[What is asked]:
Pull every line containing "style" out of the material below.

Collected data entries
::::::

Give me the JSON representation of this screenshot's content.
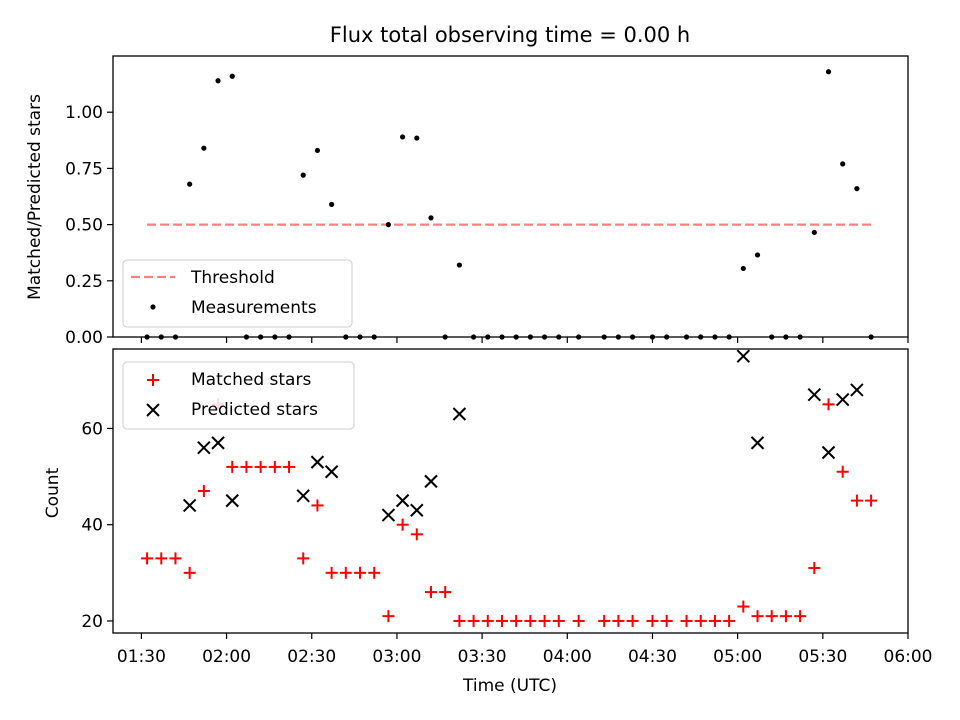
{
  "chart_data": [
    {
      "type": "scatter",
      "title": "Flux total observing time = 0.00 h",
      "xlabel": "",
      "ylabel": "Matched/Predicted stars",
      "ylim": [
        0,
        1.25
      ],
      "xlim": [
        "01:20",
        "06:00"
      ],
      "yticks": [
        "0.00",
        "0.25",
        "0.50",
        "0.75",
        "1.00"
      ],
      "legend_position": "lower-left",
      "threshold": {
        "name": "Threshold",
        "value": 0.5,
        "x_range": [
          "01:32",
          "05:48"
        ],
        "color": "#ff7f7f",
        "style": "dashed"
      },
      "series": [
        {
          "name": "Measurements",
          "color": "#000000",
          "marker": "dot",
          "points": [
            [
              "01:32",
              0
            ],
            [
              "01:37",
              0
            ],
            [
              "01:42",
              0
            ],
            [
              "01:47",
              0.68
            ],
            [
              "01:52",
              0.84
            ],
            [
              "01:57",
              1.14
            ],
            [
              "02:02",
              1.16
            ],
            [
              "02:07",
              0
            ],
            [
              "02:12",
              0
            ],
            [
              "02:17",
              0
            ],
            [
              "02:22",
              0
            ],
            [
              "02:27",
              0.72
            ],
            [
              "02:32",
              0.83
            ],
            [
              "02:37",
              0.59
            ],
            [
              "02:42",
              0
            ],
            [
              "02:47",
              0
            ],
            [
              "02:52",
              0
            ],
            [
              "02:57",
              0.5
            ],
            [
              "03:02",
              0.89
            ],
            [
              "03:07",
              0.885
            ],
            [
              "03:12",
              0.53
            ],
            [
              "03:17",
              0
            ],
            [
              "03:22",
              0.32
            ],
            [
              "03:27",
              0
            ],
            [
              "03:32",
              0
            ],
            [
              "03:37",
              0
            ],
            [
              "03:42",
              0
            ],
            [
              "03:47",
              0
            ],
            [
              "03:52",
              0
            ],
            [
              "03:57",
              0
            ],
            [
              "04:04",
              0
            ],
            [
              "04:13",
              0
            ],
            [
              "04:18",
              0
            ],
            [
              "04:23",
              0
            ],
            [
              "04:30",
              0
            ],
            [
              "04:35",
              0
            ],
            [
              "04:42",
              0
            ],
            [
              "04:47",
              0
            ],
            [
              "04:52",
              0
            ],
            [
              "04:57",
              0
            ],
            [
              "05:02",
              0.305
            ],
            [
              "05:07",
              0.365
            ],
            [
              "05:12",
              0
            ],
            [
              "05:17",
              0
            ],
            [
              "05:22",
              0
            ],
            [
              "05:27",
              0.465
            ],
            [
              "05:32",
              1.18
            ],
            [
              "05:37",
              0.77
            ],
            [
              "05:42",
              0.66
            ],
            [
              "05:47",
              0
            ]
          ]
        }
      ]
    },
    {
      "type": "scatter",
      "title": "",
      "xlabel": "Time (UTC)",
      "ylabel": "Count",
      "ylim": [
        17.5,
        76.5
      ],
      "xlim": [
        "01:20",
        "06:00"
      ],
      "yticks": [
        "20",
        "40",
        "60"
      ],
      "xticks": [
        "01:30",
        "02:00",
        "02:30",
        "03:00",
        "03:30",
        "04:00",
        "04:30",
        "05:00",
        "05:30",
        "06:00"
      ],
      "legend_position": "top-left",
      "series": [
        {
          "name": "Matched stars",
          "color": "#ff0000",
          "marker": "plus",
          "points": [
            [
              "01:32",
              33
            ],
            [
              "01:37",
              33
            ],
            [
              "01:42",
              33
            ],
            [
              "01:47",
              30
            ],
            [
              "01:52",
              47
            ],
            [
              "01:57",
              65
            ],
            [
              "02:02",
              52
            ],
            [
              "02:07",
              52
            ],
            [
              "02:12",
              52
            ],
            [
              "02:17",
              52
            ],
            [
              "02:22",
              52
            ],
            [
              "02:27",
              33
            ],
            [
              "02:32",
              44
            ],
            [
              "02:37",
              30
            ],
            [
              "02:42",
              30
            ],
            [
              "02:47",
              30
            ],
            [
              "02:52",
              30
            ],
            [
              "02:57",
              21
            ],
            [
              "03:02",
              40
            ],
            [
              "03:07",
              38
            ],
            [
              "03:12",
              26
            ],
            [
              "03:17",
              26
            ],
            [
              "03:22",
              20
            ],
            [
              "03:27",
              20
            ],
            [
              "03:32",
              20
            ],
            [
              "03:37",
              20
            ],
            [
              "03:42",
              20
            ],
            [
              "03:47",
              20
            ],
            [
              "03:52",
              20
            ],
            [
              "03:57",
              20
            ],
            [
              "04:04",
              20
            ],
            [
              "04:13",
              20
            ],
            [
              "04:18",
              20
            ],
            [
              "04:23",
              20
            ],
            [
              "04:30",
              20
            ],
            [
              "04:35",
              20
            ],
            [
              "04:42",
              20
            ],
            [
              "04:47",
              20
            ],
            [
              "04:52",
              20
            ],
            [
              "04:57",
              20
            ],
            [
              "05:02",
              23
            ],
            [
              "05:07",
              21
            ],
            [
              "05:12",
              21
            ],
            [
              "05:17",
              21
            ],
            [
              "05:22",
              21
            ],
            [
              "05:27",
              31
            ],
            [
              "05:32",
              65
            ],
            [
              "05:37",
              51
            ],
            [
              "05:42",
              45
            ],
            [
              "05:47",
              45
            ]
          ]
        },
        {
          "name": "Predicted stars",
          "color": "#000000",
          "marker": "x",
          "points": [
            [
              "01:47",
              44
            ],
            [
              "01:52",
              56
            ],
            [
              "01:57",
              57
            ],
            [
              "02:02",
              45
            ],
            [
              "02:27",
              46
            ],
            [
              "02:32",
              53
            ],
            [
              "02:37",
              51
            ],
            [
              "02:57",
              42
            ],
            [
              "03:02",
              45
            ],
            [
              "03:07",
              43
            ],
            [
              "03:12",
              49
            ],
            [
              "03:22",
              63
            ],
            [
              "05:02",
              75
            ],
            [
              "05:07",
              57
            ],
            [
              "05:27",
              67
            ],
            [
              "05:32",
              55
            ],
            [
              "05:37",
              66
            ],
            [
              "05:42",
              68
            ]
          ]
        }
      ]
    }
  ]
}
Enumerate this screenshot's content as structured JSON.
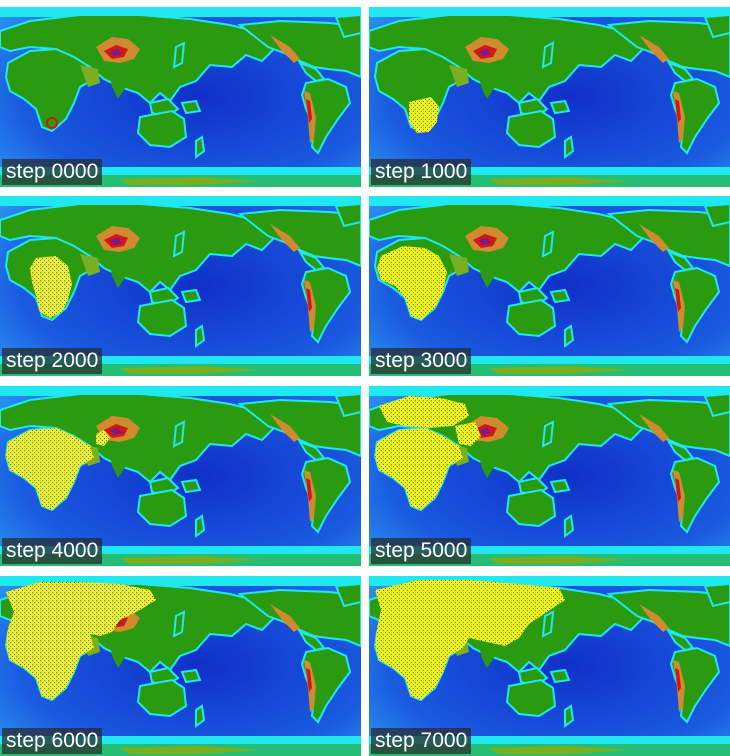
{
  "panels": [
    {
      "label": "step 0000"
    },
    {
      "label": "step 1000"
    },
    {
      "label": "step 2000"
    },
    {
      "label": "step 3000"
    },
    {
      "label": "step 4000"
    },
    {
      "label": "step 5000"
    },
    {
      "label": "step 6000"
    },
    {
      "label": "step 7000"
    }
  ],
  "colors": {
    "deep_ocean": "#1030c8",
    "mid_ocean": "#1a5ae0",
    "shallow_ocean": "#2aa0f0",
    "shelf": "#20e8f0",
    "lowland": "#2a9a10",
    "upland": "#7ab020",
    "highland": "#d08a30",
    "peak": "#d01818",
    "summit": "#7a1890",
    "spread": "#f4f020",
    "outbreak_marker": "#d01818"
  }
}
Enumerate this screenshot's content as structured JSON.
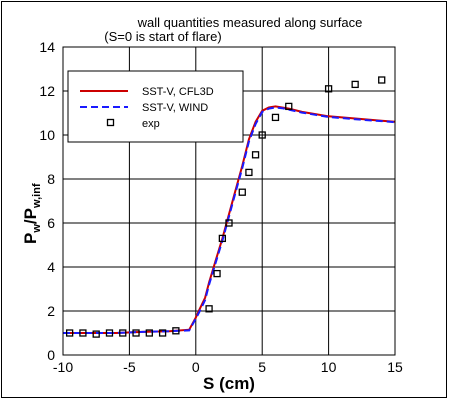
{
  "chart_data": {
    "type": "line",
    "title_line1": "wall quantities measured along surface",
    "title_line2": "(S=0 is start of flare)",
    "xlabel": "S (cm)",
    "ylabel_main": "P",
    "ylabel_sub1": "w",
    "ylabel_slash": "/P",
    "ylabel_sub2": "w,inf",
    "xlim": [
      -10,
      15
    ],
    "ylim": [
      0,
      14
    ],
    "xticks": [
      -10,
      -5,
      0,
      5,
      10,
      15
    ],
    "yticks": [
      0,
      2,
      4,
      6,
      8,
      10,
      12,
      14
    ],
    "grid": true,
    "legend_position": "top-left",
    "series": [
      {
        "name": "SST-V, CFL3D",
        "style": "solid",
        "color": "#cc0000",
        "x": [
          -10,
          -8,
          -6,
          -4,
          -2,
          -0.5,
          0,
          0.3,
          0.7,
          1.0,
          1.5,
          2.0,
          2.5,
          3.0,
          3.5,
          4.0,
          4.5,
          5.0,
          5.5,
          6.0,
          6.5,
          7.0,
          8.0,
          9.0,
          10.0,
          11.0,
          12.0,
          13.0,
          14.0,
          15.0
        ],
        "y": [
          1.0,
          1.0,
          1.0,
          1.05,
          1.08,
          1.15,
          1.7,
          2.1,
          2.6,
          3.3,
          4.3,
          5.3,
          6.4,
          7.5,
          8.6,
          9.8,
          10.6,
          11.1,
          11.25,
          11.3,
          11.25,
          11.2,
          11.05,
          10.95,
          10.85,
          10.8,
          10.75,
          10.7,
          10.65,
          10.6
        ]
      },
      {
        "name": "SST-V, WIND",
        "style": "dashed",
        "color": "#1a1aff",
        "x": [
          -10,
          -8,
          -6,
          -4,
          -2,
          -0.5,
          0,
          0.3,
          0.7,
          1.0,
          1.5,
          2.0,
          2.5,
          3.0,
          3.5,
          4.0,
          4.5,
          5.0,
          5.5,
          6.0,
          6.5,
          7.0,
          8.0,
          9.0,
          10.0,
          11.0,
          12.0,
          13.0,
          14.0,
          15.0
        ],
        "y": [
          1.0,
          1.0,
          1.0,
          1.05,
          1.08,
          1.12,
          1.65,
          2.0,
          2.5,
          3.2,
          4.2,
          5.2,
          6.3,
          7.4,
          8.5,
          9.7,
          10.5,
          11.05,
          11.2,
          11.25,
          11.22,
          11.15,
          11.02,
          10.92,
          10.82,
          10.77,
          10.72,
          10.67,
          10.63,
          10.58
        ]
      },
      {
        "name": "exp",
        "style": "markers",
        "color": "#000000",
        "x": [
          -9.5,
          -8.5,
          -7.5,
          -6.5,
          -5.5,
          -4.5,
          -3.5,
          -2.5,
          -1.5,
          1.0,
          1.6,
          2.0,
          2.5,
          3.5,
          4.0,
          4.5,
          5.0,
          6.0,
          7.0,
          10.0,
          12.0,
          14.0
        ],
        "y": [
          1.0,
          1.0,
          0.95,
          1.0,
          1.0,
          1.0,
          1.0,
          1.0,
          1.1,
          2.1,
          3.7,
          5.3,
          6.0,
          7.4,
          8.3,
          9.1,
          10.0,
          10.8,
          11.3,
          12.1,
          12.3,
          12.5
        ]
      }
    ]
  }
}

::::::

[Response]:
        "style": "dashed"
        "style": "solid",
        "style": "dashed",
        "style": "markers",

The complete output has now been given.